(Figure record extracts)

┌──

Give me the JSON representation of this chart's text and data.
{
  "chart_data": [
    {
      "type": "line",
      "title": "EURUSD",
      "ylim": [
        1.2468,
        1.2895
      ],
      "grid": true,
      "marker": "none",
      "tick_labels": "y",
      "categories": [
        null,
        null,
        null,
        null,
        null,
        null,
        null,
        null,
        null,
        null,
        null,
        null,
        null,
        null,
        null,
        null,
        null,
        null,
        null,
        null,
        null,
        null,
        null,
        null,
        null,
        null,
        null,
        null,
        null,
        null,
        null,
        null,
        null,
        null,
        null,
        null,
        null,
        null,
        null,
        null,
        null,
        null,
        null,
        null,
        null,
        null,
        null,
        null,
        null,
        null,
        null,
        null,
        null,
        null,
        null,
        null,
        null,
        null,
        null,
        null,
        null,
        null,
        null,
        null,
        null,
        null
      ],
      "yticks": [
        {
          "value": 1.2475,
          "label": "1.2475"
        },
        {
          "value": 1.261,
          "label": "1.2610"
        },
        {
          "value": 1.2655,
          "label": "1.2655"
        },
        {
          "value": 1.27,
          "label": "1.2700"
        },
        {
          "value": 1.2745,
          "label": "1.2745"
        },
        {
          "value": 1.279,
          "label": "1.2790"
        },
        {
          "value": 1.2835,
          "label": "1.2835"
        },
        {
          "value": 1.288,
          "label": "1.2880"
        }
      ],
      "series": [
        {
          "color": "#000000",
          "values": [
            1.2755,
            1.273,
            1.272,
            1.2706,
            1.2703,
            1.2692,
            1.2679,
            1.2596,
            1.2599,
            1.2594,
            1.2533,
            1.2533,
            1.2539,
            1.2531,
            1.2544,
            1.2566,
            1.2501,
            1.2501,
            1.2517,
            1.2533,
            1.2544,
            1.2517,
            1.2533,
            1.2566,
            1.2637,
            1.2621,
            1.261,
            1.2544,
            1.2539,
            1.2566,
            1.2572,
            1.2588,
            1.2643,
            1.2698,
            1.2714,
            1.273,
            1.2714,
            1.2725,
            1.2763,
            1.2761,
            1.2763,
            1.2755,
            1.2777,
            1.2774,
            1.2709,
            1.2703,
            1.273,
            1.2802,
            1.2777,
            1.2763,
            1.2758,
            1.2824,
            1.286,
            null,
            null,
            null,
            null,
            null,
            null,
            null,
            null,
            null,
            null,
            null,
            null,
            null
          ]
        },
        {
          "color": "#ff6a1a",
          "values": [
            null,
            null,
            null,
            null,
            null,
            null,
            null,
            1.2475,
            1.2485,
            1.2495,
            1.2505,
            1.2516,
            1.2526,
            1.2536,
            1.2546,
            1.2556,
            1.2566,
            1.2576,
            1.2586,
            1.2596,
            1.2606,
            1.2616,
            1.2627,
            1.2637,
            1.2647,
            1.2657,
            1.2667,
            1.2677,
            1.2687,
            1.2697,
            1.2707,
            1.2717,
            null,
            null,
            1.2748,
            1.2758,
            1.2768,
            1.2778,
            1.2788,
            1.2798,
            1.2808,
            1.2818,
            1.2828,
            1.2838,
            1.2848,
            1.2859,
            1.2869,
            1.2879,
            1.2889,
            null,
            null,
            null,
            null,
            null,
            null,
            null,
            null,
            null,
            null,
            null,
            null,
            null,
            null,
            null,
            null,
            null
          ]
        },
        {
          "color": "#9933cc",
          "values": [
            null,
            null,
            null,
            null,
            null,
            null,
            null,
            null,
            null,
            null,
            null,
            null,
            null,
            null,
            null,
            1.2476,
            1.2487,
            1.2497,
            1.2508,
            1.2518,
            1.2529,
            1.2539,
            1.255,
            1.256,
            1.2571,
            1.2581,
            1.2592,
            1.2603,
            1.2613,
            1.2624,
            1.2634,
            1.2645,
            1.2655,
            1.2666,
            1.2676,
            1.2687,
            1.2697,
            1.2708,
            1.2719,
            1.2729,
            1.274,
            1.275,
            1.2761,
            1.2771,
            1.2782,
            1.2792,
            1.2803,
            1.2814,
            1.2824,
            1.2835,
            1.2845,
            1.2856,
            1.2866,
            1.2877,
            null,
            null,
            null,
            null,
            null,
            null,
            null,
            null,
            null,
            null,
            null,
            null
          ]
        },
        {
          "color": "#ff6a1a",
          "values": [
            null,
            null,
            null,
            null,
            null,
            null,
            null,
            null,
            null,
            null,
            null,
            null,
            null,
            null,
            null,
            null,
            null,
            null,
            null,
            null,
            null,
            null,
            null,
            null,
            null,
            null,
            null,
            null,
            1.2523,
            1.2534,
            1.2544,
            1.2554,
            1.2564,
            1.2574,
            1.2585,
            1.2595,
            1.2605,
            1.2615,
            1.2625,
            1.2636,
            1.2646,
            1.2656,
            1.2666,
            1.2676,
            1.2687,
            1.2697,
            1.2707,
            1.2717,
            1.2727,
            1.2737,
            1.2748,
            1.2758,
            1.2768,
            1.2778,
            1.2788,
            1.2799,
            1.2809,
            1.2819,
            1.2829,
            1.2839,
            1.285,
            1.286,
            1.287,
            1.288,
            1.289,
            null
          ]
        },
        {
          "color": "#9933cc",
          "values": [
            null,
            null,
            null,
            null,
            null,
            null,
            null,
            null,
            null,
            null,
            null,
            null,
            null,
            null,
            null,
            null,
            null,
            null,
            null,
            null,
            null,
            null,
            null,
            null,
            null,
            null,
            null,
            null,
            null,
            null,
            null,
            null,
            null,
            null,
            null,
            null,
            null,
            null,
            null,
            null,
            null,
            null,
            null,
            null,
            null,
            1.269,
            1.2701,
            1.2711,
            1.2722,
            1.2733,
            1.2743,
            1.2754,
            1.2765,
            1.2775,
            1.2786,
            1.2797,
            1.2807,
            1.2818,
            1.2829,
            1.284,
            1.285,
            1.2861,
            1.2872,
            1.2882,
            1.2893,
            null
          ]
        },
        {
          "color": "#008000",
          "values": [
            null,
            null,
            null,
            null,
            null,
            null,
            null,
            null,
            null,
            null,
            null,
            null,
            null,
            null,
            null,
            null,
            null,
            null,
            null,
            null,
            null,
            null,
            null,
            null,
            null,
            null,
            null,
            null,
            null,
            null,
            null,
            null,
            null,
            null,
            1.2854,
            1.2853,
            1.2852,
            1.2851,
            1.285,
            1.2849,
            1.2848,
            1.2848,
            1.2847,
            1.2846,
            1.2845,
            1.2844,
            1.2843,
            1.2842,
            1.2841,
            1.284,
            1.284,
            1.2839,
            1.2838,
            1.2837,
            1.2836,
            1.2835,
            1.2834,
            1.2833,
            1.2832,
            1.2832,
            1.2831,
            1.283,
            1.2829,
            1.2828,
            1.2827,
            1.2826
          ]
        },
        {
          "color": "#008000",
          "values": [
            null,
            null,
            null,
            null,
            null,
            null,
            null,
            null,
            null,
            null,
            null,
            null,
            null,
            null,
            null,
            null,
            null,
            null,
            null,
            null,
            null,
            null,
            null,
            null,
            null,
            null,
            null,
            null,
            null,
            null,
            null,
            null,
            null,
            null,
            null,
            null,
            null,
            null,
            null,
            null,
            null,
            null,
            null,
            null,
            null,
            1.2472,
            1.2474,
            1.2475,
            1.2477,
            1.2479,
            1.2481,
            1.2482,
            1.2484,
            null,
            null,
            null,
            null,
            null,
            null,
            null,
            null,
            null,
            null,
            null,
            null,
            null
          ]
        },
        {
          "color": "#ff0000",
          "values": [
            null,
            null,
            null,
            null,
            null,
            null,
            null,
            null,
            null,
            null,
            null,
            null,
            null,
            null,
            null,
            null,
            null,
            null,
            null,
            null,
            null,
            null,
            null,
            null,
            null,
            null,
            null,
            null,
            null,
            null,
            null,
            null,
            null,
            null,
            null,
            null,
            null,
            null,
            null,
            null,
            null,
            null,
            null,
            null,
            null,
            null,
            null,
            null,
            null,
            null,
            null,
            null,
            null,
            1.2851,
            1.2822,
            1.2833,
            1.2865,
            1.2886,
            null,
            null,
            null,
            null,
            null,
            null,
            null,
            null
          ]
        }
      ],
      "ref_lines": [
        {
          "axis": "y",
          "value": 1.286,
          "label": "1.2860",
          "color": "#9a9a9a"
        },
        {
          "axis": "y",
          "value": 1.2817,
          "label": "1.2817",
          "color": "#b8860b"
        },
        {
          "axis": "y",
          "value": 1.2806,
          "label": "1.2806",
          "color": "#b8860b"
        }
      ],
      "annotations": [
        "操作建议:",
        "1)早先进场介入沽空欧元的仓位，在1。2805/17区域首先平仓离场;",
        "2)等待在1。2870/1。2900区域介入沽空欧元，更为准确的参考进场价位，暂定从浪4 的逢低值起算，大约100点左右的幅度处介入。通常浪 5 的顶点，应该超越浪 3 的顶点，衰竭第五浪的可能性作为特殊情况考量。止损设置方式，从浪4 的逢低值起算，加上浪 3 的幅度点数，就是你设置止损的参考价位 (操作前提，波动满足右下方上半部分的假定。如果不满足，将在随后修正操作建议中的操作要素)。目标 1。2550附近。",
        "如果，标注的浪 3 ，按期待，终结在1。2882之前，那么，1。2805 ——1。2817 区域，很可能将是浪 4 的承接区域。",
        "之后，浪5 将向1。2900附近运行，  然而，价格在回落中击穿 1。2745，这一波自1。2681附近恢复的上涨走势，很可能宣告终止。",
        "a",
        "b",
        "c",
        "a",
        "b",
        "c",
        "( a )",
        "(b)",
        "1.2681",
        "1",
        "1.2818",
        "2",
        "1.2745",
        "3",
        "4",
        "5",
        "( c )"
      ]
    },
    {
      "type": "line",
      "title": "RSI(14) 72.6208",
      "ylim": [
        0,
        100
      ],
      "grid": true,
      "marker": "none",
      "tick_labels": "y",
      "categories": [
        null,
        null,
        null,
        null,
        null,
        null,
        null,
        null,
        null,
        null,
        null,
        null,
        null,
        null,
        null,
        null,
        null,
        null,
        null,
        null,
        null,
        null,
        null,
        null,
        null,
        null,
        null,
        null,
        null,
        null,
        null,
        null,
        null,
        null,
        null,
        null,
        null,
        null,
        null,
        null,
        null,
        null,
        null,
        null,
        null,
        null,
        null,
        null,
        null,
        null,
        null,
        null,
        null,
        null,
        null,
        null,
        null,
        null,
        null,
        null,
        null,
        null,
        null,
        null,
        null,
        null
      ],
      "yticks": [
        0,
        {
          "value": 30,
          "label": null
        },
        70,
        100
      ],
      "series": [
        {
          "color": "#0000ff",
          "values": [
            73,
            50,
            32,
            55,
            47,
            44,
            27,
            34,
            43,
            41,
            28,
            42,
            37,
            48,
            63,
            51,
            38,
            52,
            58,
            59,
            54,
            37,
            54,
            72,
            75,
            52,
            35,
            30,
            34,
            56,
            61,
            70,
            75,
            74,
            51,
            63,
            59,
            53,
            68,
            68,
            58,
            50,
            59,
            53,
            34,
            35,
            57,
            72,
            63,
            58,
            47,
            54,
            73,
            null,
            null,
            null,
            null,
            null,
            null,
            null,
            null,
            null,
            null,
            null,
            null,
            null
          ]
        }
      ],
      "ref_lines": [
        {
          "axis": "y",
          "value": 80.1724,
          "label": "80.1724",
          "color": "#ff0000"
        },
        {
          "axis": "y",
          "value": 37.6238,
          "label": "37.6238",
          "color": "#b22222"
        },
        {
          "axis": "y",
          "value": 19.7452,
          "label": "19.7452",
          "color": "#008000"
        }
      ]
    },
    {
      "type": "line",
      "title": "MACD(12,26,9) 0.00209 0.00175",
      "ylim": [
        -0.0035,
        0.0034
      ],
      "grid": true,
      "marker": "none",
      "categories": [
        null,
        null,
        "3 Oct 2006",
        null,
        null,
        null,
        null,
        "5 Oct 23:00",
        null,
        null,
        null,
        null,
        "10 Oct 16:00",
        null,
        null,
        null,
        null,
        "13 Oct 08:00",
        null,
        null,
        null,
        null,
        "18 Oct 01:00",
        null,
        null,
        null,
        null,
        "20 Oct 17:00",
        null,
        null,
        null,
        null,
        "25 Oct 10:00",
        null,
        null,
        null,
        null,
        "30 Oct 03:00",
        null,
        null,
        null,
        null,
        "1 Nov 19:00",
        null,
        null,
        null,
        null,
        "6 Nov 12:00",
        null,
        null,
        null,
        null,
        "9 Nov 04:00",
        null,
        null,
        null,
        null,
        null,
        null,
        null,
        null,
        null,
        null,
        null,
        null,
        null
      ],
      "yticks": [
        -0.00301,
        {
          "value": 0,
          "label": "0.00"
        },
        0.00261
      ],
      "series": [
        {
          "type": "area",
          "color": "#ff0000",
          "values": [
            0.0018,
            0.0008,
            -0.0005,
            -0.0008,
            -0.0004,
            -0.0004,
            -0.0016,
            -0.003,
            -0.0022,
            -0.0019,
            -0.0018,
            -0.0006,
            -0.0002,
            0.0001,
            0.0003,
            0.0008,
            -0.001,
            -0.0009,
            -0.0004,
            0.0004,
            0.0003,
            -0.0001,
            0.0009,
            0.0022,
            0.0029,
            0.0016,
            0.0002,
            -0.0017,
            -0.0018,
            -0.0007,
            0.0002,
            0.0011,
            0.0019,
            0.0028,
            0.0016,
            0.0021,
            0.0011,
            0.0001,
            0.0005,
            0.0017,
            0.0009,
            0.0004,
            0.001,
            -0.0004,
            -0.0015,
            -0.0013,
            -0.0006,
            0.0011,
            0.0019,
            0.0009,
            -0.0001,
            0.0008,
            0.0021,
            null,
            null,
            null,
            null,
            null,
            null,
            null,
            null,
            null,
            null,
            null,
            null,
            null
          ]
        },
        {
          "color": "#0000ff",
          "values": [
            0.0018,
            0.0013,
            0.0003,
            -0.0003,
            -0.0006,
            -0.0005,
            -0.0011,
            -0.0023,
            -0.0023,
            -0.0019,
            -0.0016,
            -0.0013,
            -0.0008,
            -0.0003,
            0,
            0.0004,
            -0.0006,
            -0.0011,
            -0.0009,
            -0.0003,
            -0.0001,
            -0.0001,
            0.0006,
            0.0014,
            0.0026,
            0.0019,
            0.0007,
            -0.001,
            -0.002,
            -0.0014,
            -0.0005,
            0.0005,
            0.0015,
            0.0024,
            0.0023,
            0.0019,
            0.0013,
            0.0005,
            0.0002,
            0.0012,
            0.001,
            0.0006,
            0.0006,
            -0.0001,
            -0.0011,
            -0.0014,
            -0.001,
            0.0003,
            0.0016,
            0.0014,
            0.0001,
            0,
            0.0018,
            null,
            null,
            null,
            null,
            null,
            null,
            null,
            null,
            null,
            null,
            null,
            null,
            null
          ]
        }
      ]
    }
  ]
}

└──

§ **Task prompt**: Wherever the string "title" appears in the entries above, list that line.

§ **Answer to this exercise**:
      "title": "EURUSD",
      "title": "RSI(14) 72.6208",
      "title": "MACD(12,26,9) 0.00209 0.00175",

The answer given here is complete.